§ Problem description
Pull every line containing "Isig" out of the material below.

(Data items)
◇ ◇ ◇

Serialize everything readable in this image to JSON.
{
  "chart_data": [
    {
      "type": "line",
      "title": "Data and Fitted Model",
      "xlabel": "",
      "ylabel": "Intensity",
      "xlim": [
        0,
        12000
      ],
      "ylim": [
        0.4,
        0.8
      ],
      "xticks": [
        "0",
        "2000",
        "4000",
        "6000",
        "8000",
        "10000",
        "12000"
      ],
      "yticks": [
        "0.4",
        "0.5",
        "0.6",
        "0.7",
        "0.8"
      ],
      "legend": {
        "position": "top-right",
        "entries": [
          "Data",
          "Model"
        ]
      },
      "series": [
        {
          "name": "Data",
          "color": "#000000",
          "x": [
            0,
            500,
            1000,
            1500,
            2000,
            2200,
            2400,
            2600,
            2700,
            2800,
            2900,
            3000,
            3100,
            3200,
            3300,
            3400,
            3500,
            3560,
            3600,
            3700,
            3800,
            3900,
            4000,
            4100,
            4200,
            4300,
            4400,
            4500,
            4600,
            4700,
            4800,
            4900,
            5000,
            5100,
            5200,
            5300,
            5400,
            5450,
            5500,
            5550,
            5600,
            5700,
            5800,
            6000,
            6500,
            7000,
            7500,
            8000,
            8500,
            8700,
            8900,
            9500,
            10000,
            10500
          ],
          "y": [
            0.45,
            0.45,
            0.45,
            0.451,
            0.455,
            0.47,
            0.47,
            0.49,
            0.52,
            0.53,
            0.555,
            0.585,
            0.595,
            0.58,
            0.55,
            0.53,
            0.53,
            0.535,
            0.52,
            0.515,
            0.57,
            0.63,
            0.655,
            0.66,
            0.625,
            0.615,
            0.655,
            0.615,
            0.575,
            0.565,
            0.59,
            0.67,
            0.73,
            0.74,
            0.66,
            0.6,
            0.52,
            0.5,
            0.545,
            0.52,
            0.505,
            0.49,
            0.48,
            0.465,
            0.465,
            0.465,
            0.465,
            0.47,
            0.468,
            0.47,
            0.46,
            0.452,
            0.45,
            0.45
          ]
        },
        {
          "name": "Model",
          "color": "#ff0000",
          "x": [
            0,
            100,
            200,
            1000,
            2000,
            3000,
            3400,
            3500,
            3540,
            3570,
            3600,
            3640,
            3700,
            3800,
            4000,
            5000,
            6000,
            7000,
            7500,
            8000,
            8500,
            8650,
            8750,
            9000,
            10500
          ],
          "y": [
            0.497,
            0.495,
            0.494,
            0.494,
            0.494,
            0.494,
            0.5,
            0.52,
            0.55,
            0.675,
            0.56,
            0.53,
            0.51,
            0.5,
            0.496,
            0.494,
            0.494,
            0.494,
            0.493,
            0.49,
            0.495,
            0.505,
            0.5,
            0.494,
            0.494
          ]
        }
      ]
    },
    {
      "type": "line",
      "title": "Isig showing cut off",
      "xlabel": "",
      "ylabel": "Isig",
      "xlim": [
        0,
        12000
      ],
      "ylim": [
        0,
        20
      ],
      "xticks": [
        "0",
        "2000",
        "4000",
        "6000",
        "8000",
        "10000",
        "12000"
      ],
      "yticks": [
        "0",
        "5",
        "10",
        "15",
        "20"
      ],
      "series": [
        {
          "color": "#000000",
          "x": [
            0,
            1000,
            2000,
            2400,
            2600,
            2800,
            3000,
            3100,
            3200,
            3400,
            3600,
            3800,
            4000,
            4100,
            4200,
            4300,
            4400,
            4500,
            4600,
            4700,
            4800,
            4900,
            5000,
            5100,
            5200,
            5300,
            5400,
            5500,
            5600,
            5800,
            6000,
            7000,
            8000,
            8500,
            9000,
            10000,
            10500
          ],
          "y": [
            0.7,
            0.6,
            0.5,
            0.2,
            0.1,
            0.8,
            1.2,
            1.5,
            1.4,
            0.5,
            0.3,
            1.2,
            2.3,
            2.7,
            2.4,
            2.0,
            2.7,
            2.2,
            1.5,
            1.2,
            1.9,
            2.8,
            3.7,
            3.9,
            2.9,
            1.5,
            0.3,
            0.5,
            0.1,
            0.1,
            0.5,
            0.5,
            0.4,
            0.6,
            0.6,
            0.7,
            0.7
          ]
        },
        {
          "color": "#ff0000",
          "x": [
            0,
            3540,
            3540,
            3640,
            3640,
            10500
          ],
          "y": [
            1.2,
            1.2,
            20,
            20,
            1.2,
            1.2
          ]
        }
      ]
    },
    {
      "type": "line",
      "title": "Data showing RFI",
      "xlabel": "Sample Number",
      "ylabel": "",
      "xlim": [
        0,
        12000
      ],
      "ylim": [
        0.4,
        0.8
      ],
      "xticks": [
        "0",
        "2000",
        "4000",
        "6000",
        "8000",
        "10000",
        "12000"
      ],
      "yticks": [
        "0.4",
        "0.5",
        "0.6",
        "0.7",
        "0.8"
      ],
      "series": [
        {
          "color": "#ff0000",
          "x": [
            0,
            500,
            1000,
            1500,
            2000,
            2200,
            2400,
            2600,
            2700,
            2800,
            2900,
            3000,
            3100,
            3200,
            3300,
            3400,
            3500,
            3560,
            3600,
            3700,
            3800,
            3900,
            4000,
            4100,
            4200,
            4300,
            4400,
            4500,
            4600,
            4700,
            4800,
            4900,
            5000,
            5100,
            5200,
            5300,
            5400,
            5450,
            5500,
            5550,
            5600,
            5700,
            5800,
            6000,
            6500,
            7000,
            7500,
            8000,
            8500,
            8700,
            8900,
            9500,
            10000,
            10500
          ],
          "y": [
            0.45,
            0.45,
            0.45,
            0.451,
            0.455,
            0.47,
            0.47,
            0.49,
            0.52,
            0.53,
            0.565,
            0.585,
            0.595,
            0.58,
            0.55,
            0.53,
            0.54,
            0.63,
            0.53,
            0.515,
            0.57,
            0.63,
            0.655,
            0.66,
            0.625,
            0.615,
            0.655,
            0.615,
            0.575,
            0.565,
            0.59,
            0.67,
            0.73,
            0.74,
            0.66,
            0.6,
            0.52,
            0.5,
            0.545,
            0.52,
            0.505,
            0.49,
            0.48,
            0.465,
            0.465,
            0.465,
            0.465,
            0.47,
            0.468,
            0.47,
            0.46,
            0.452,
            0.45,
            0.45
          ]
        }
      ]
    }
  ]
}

◇ ◇ ◇

§ Exercise answer
      "title": "Isig showing cut off",
      "ylabel": "Isig",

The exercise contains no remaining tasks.